# DIRECTIONS FOR THIS TASK:
Search the material for the word "name" and copy each line that holds it.
** START RECORDS FOR PROCESSING **
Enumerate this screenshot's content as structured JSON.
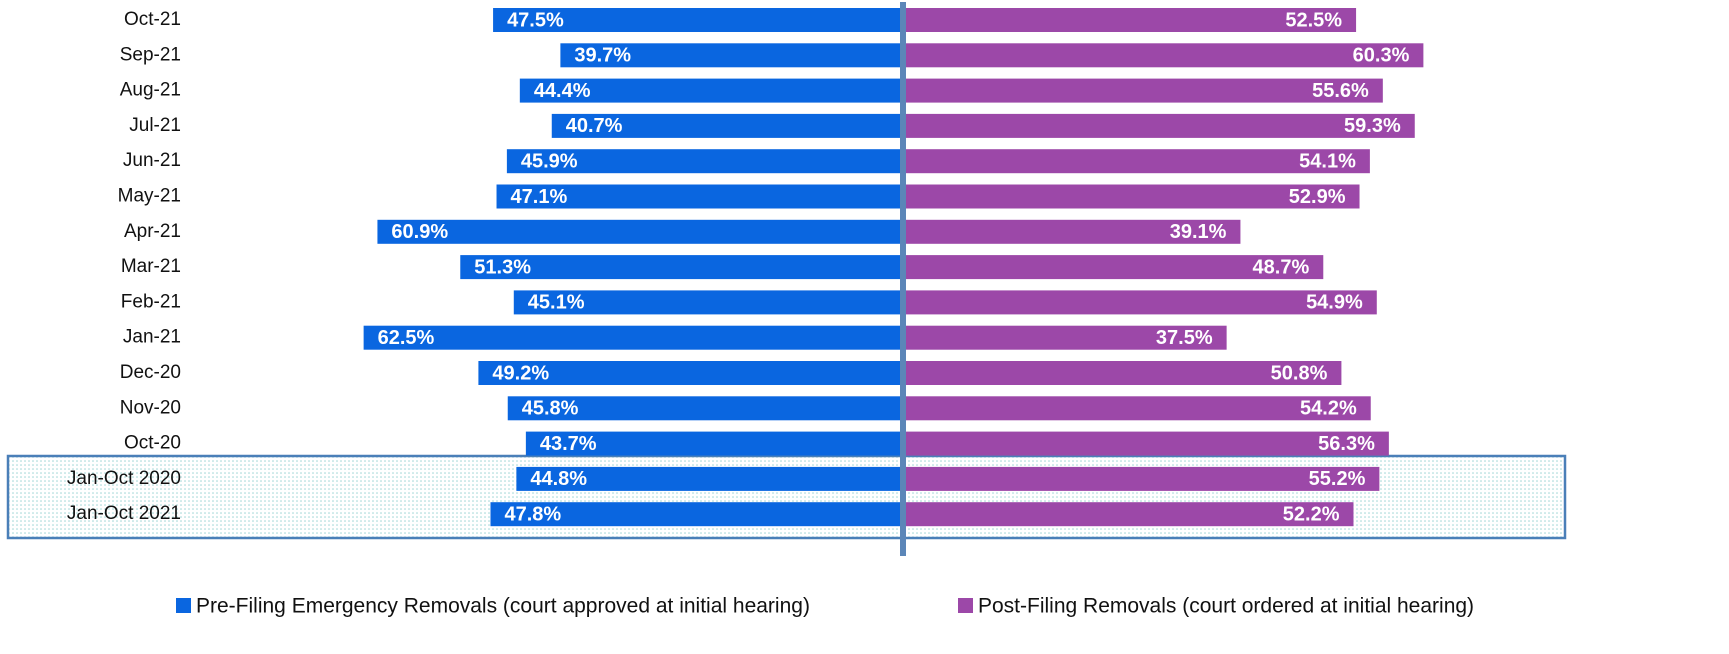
{
  "chart_data": {
    "type": "diverging-bar",
    "categories": [
      "Oct-21",
      "Sep-21",
      "Aug-21",
      "Jul-21",
      "Jun-21",
      "May-21",
      "Apr-21",
      "Mar-21",
      "Feb-21",
      "Jan-21",
      "Dec-20",
      "Nov-20",
      "Oct-20",
      "Jan-Oct 2020",
      "Jan-Oct 2021"
    ],
    "series": [
      {
        "name": "Pre-Filing Emergency Removals (court approved at initial hearing)",
        "color": "#0a66e0",
        "values": [
          47.5,
          39.7,
          44.4,
          40.7,
          45.9,
          47.1,
          60.9,
          51.3,
          45.1,
          62.5,
          49.2,
          45.8,
          43.7,
          44.8,
          47.8
        ],
        "value_labels": [
          "47.5%",
          "39.7%",
          "44.4%",
          "40.7%",
          "45.9%",
          "47.1%",
          "60.9%",
          "51.3%",
          "45.1%",
          "62.5%",
          "49.2%",
          "45.8%",
          "43.7%",
          "44.8%",
          "47.8%"
        ]
      },
      {
        "name": "Post-Filing Removals (court ordered at initial hearing)",
        "color": "#9c48a8",
        "values": [
          52.5,
          60.3,
          55.6,
          59.3,
          54.1,
          52.9,
          39.1,
          48.7,
          54.9,
          37.5,
          50.8,
          54.2,
          56.3,
          55.2,
          52.2
        ],
        "value_labels": [
          "52.5%",
          "60.3%",
          "55.6%",
          "59.3%",
          "54.1%",
          "52.9%",
          "39.1%",
          "48.7%",
          "54.9%",
          "37.5%",
          "50.8%",
          "54.2%",
          "56.3%",
          "55.2%",
          "52.2%"
        ]
      }
    ]
  }
}
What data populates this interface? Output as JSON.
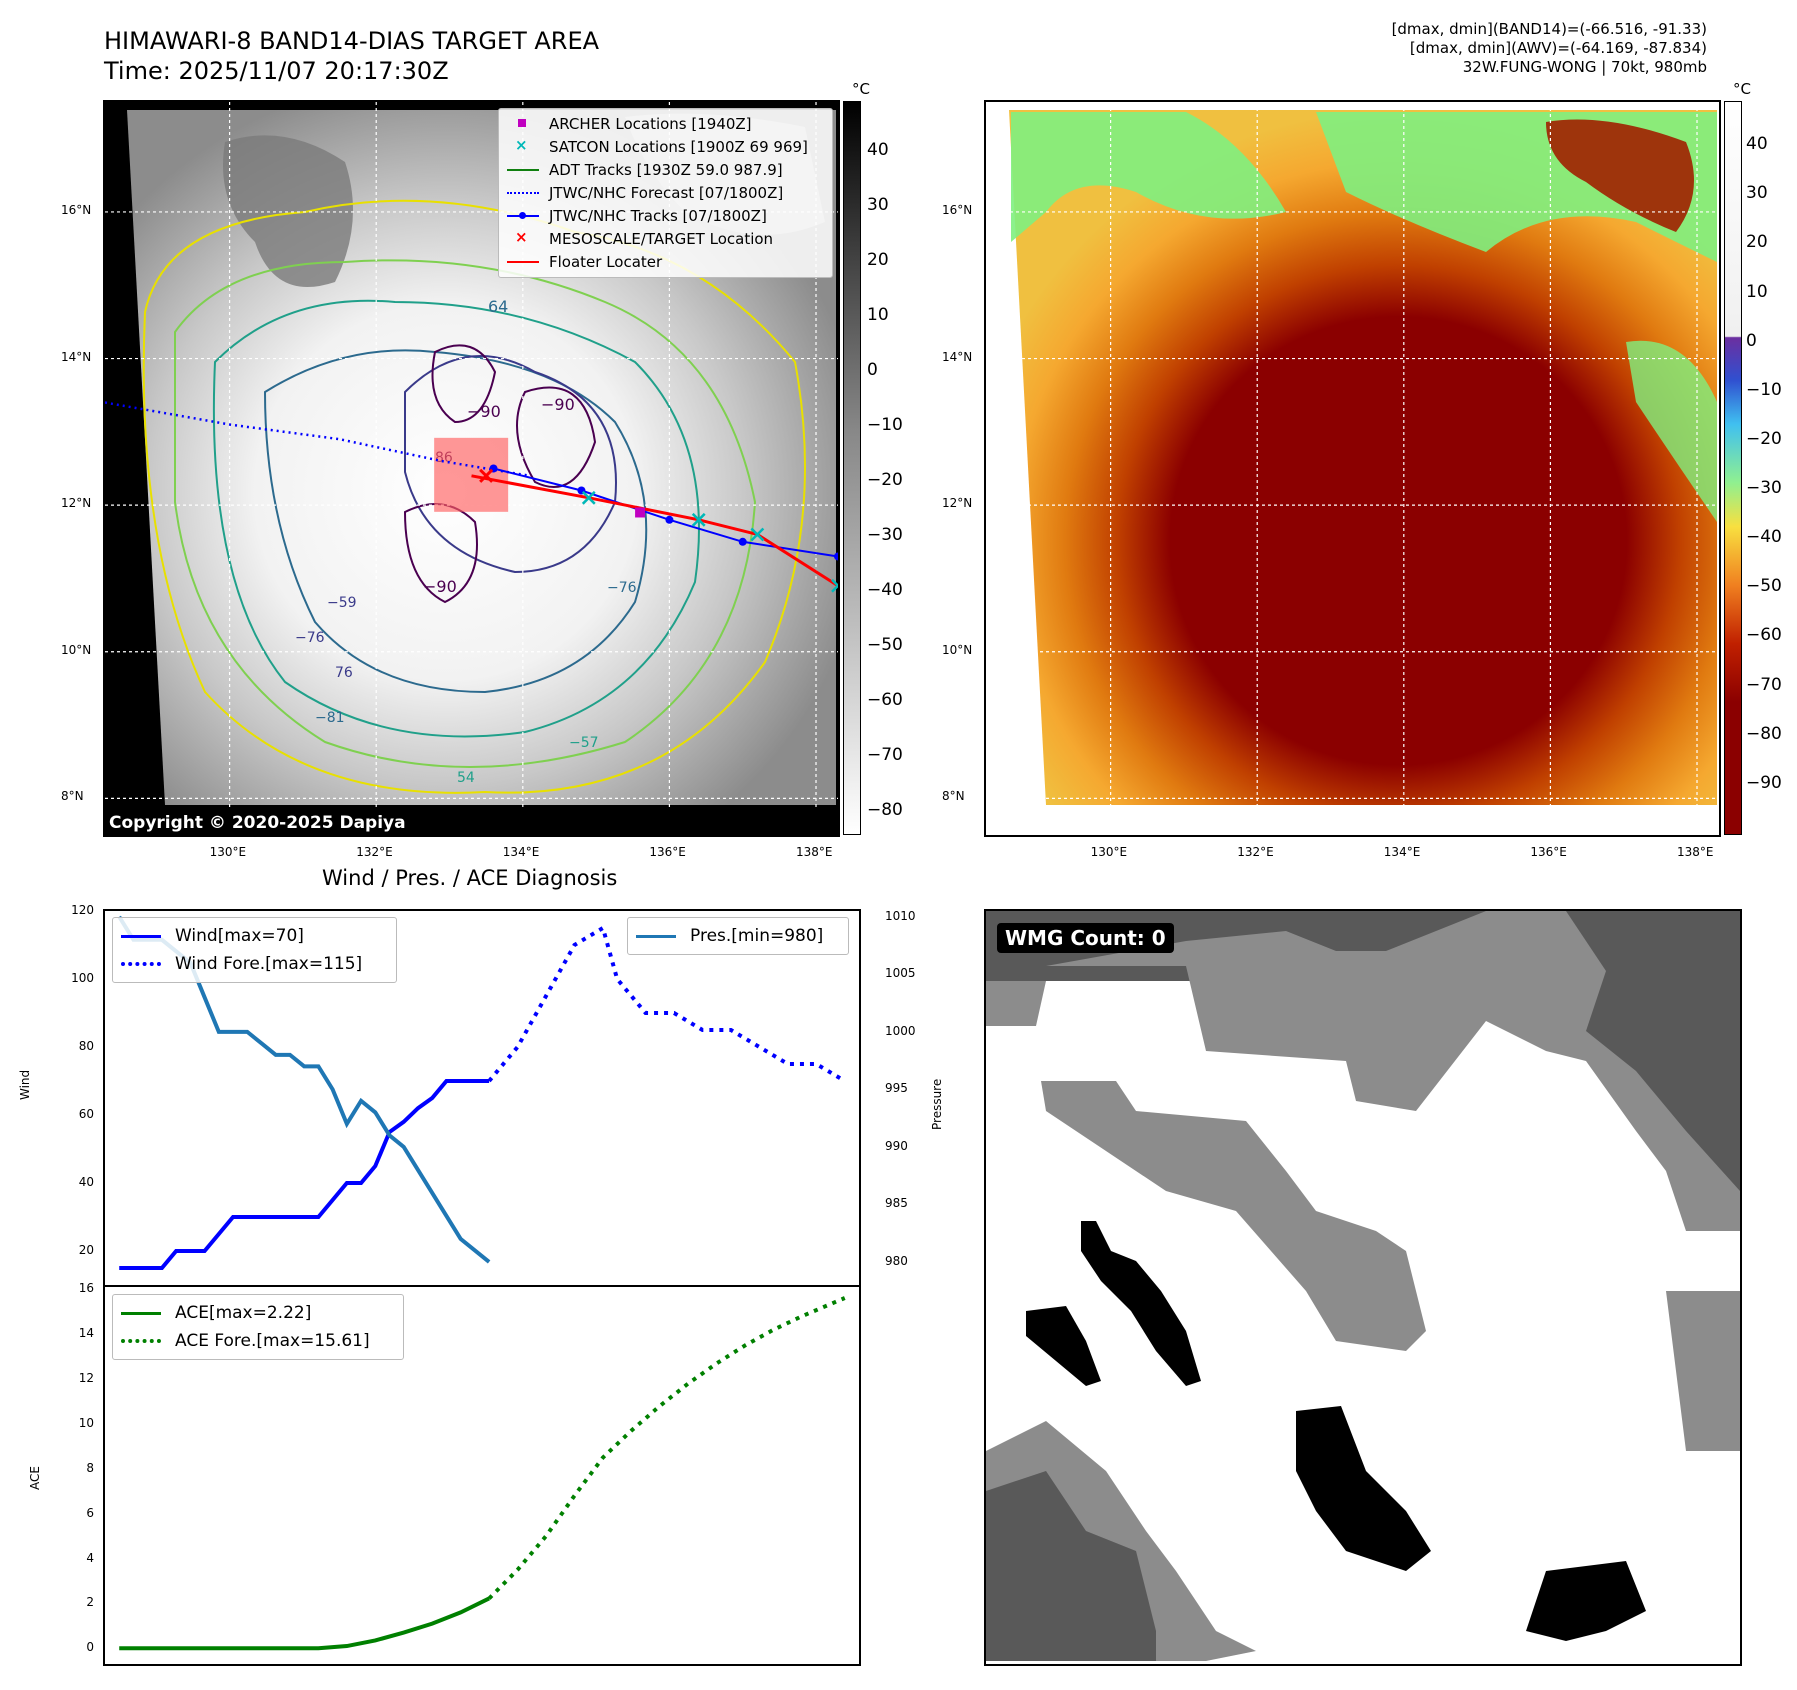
{
  "header": {
    "title_line1": "HIMAWARI-8 BAND14-DIAS TARGET AREA",
    "title_line2": "Time: 2025/11/07 20:17:30Z",
    "stats_line1": "[dmax, dmin](BAND14)=(-66.516, -91.33)",
    "stats_line2": "[dmax, dmin](AWV)=(-64.169, -87.834)",
    "stats_line3": "32W.FUNG-WONG | 70kt, 980mb"
  },
  "map_axes": {
    "lat_labels": [
      "16°N",
      "14°N",
      "12°N",
      "10°N",
      "8°N"
    ],
    "lon_labels": [
      "130°E",
      "132°E",
      "134°E",
      "136°E",
      "138°E"
    ],
    "lat_values": [
      16,
      14,
      12,
      10,
      8
    ],
    "lon_values": [
      130,
      132,
      134,
      136,
      138
    ],
    "lon_range": [
      128.3,
      138.3
    ],
    "lat_range": [
      7.5,
      17.5
    ]
  },
  "ir_panel": {
    "colorbar_unit": "°C",
    "colorbar_ticks": [
      "40",
      "30",
      "20",
      "10",
      "0",
      "−10",
      "−20",
      "−30",
      "−40",
      "−50",
      "−60",
      "−70",
      "−80"
    ],
    "colorbar_values": [
      40,
      30,
      20,
      10,
      0,
      -10,
      -20,
      -30,
      -40,
      -50,
      -60,
      -70,
      -80
    ],
    "colorbar_range": [
      -84,
      49
    ],
    "contour_labels": [
      "64",
      "−90",
      "−90",
      "−90",
      "76",
      "−81",
      "−76",
      "54",
      "−57",
      "−59",
      "−76",
      "86"
    ],
    "copyright": "Copyright © 2020-2025 Dapiya",
    "legend": [
      {
        "label": "ARCHER Locations [1940Z]",
        "color": "#c000c0",
        "marker": "square"
      },
      {
        "label": "SATCON Locations [1900Z 69 969]",
        "color": "#00b8b8",
        "marker": "x"
      },
      {
        "label": "ADT Tracks [1930Z 59.0 987.9]",
        "color": "#108010",
        "marker": "line"
      },
      {
        "label": "JTWC/NHC Forecast [07/1800Z]",
        "color": "#0000ff",
        "marker": "dotted"
      },
      {
        "label": "JTWC/NHC Tracks [07/1800Z]",
        "color": "#0000ff",
        "marker": "line-dot"
      },
      {
        "label": "MESOSCALE/TARGET Location",
        "color": "#ff0000",
        "marker": "x"
      },
      {
        "label": "Floater Locater",
        "color": "#ff0000",
        "marker": "line"
      }
    ],
    "jtwc_forecast_track": [
      [
        128.3,
        13.4
      ],
      [
        130.0,
        13.1
      ],
      [
        131.5,
        12.9
      ],
      [
        132.9,
        12.6
      ],
      [
        134.1,
        12.4
      ]
    ],
    "jtwc_track": [
      [
        133.6,
        12.5
      ],
      [
        134.8,
        12.2
      ],
      [
        136.0,
        11.8
      ],
      [
        137.0,
        11.5
      ],
      [
        138.3,
        11.3
      ]
    ],
    "floater_track": [
      [
        133.3,
        12.4
      ],
      [
        134.9,
        12.1
      ],
      [
        136.4,
        11.8
      ],
      [
        137.2,
        11.6
      ],
      [
        138.3,
        10.9
      ]
    ],
    "target": [
      133.5,
      12.4
    ],
    "archer": [
      135.6,
      11.9
    ]
  },
  "awv_panel": {
    "colorbar_unit": "°C",
    "colorbar_ticks": [
      "40",
      "30",
      "20",
      "10",
      "0",
      "−10",
      "−20",
      "−30",
      "−40",
      "−50",
      "−60",
      "−70",
      "−80",
      "−90"
    ],
    "colorbar_values": [
      40,
      30,
      20,
      10,
      0,
      -10,
      -20,
      -30,
      -40,
      -50,
      -60,
      -70,
      -80,
      -90
    ],
    "colorbar_range": [
      -100,
      49
    ]
  },
  "chart_data": [
    {
      "type": "line",
      "title": "Wind / Pres. / ACE Diagnosis",
      "ylabel": "Wind",
      "ylabel_right": "Pressure",
      "ylim": [
        10,
        120
      ],
      "ylim_right": [
        978,
        1010.5
      ],
      "yticks": [
        20,
        40,
        60,
        80,
        100,
        120
      ],
      "yticks_right": [
        980,
        985,
        990,
        995,
        1000,
        1005,
        1010
      ],
      "xlim": [
        -1,
        52
      ],
      "series": [
        {
          "name": "Wind[max=70]",
          "color": "#0000ff",
          "style": "solid",
          "x": [
            0,
            1,
            2,
            3,
            4,
            5,
            6,
            7,
            8,
            9,
            10,
            11,
            12,
            13,
            14,
            15,
            16,
            17,
            18,
            19,
            20,
            21,
            22,
            23,
            24,
            25,
            26
          ],
          "values": [
            15,
            15,
            15,
            15,
            20,
            20,
            20,
            25,
            30,
            30,
            30,
            30,
            30,
            30,
            30,
            35,
            40,
            40,
            45,
            55,
            58,
            62,
            65,
            70,
            70,
            70,
            70
          ]
        },
        {
          "name": "Wind Fore.[max=115]",
          "color": "#0000ff",
          "style": "dotted",
          "x": [
            26,
            28,
            30,
            32,
            34,
            35,
            37,
            39,
            41,
            43,
            45,
            47,
            49,
            51
          ],
          "values": [
            70,
            80,
            95,
            110,
            115,
            100,
            90,
            90,
            85,
            85,
            80,
            75,
            75,
            70
          ]
        },
        {
          "name": "Pres.[min=980]",
          "color": "#1f77b4",
          "style": "solid",
          "axis": "right",
          "x": [
            0,
            1,
            2,
            3,
            4,
            5,
            6,
            7,
            8,
            9,
            10,
            11,
            12,
            13,
            14,
            15,
            16,
            17,
            18,
            19,
            20,
            21,
            22,
            23,
            24,
            25,
            26
          ],
          "values": [
            1010,
            1008,
            1008,
            1008,
            1007,
            1006,
            1003,
            1000,
            1000,
            1000,
            999,
            998,
            998,
            997,
            997,
            995,
            992,
            994,
            993,
            991,
            990,
            988,
            986,
            984,
            982,
            981,
            980
          ]
        }
      ]
    },
    {
      "type": "line",
      "ylabel": "ACE",
      "ylim": [
        -0.7,
        16.1
      ],
      "yticks": [
        0,
        2,
        4,
        6,
        8,
        10,
        12,
        14,
        16
      ],
      "xlim": [
        -1,
        52
      ],
      "series": [
        {
          "name": "ACE[max=2.22]",
          "color": "#008000",
          "style": "solid",
          "x": [
            0,
            4,
            8,
            12,
            14,
            16,
            18,
            20,
            22,
            24,
            26
          ],
          "values": [
            0,
            0,
            0,
            0,
            0,
            0.1,
            0.35,
            0.7,
            1.1,
            1.6,
            2.22
          ]
        },
        {
          "name": "ACE Fore.[max=15.61]",
          "color": "#008000",
          "style": "dotted",
          "x": [
            26,
            28,
            30,
            32,
            34,
            36,
            38,
            40,
            42,
            44,
            46,
            48,
            51
          ],
          "values": [
            2.22,
            3.5,
            5.0,
            6.8,
            8.5,
            9.7,
            10.8,
            11.8,
            12.7,
            13.5,
            14.2,
            14.8,
            15.61
          ]
        }
      ]
    },
    {
      "type": "heatmap",
      "title": "WMG Count: 0"
    }
  ]
}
** END RECORDS FOR PROCESSING **
# ANSWER TO THIS PROBLEM:
        "name": "Pre-Filing Emergency Removals (court approved at initial hearing)",
        "name": "Post-Filing Removals (court ordered at initial hearing)",
          "name": "Wind[max=70]",
          "name": "Wind Fore.[max=115]",
          "name": "Pres.[min=980]",
          "name": "ACE[max=2.22]",
          "name": "ACE Fore.[max=15.61]",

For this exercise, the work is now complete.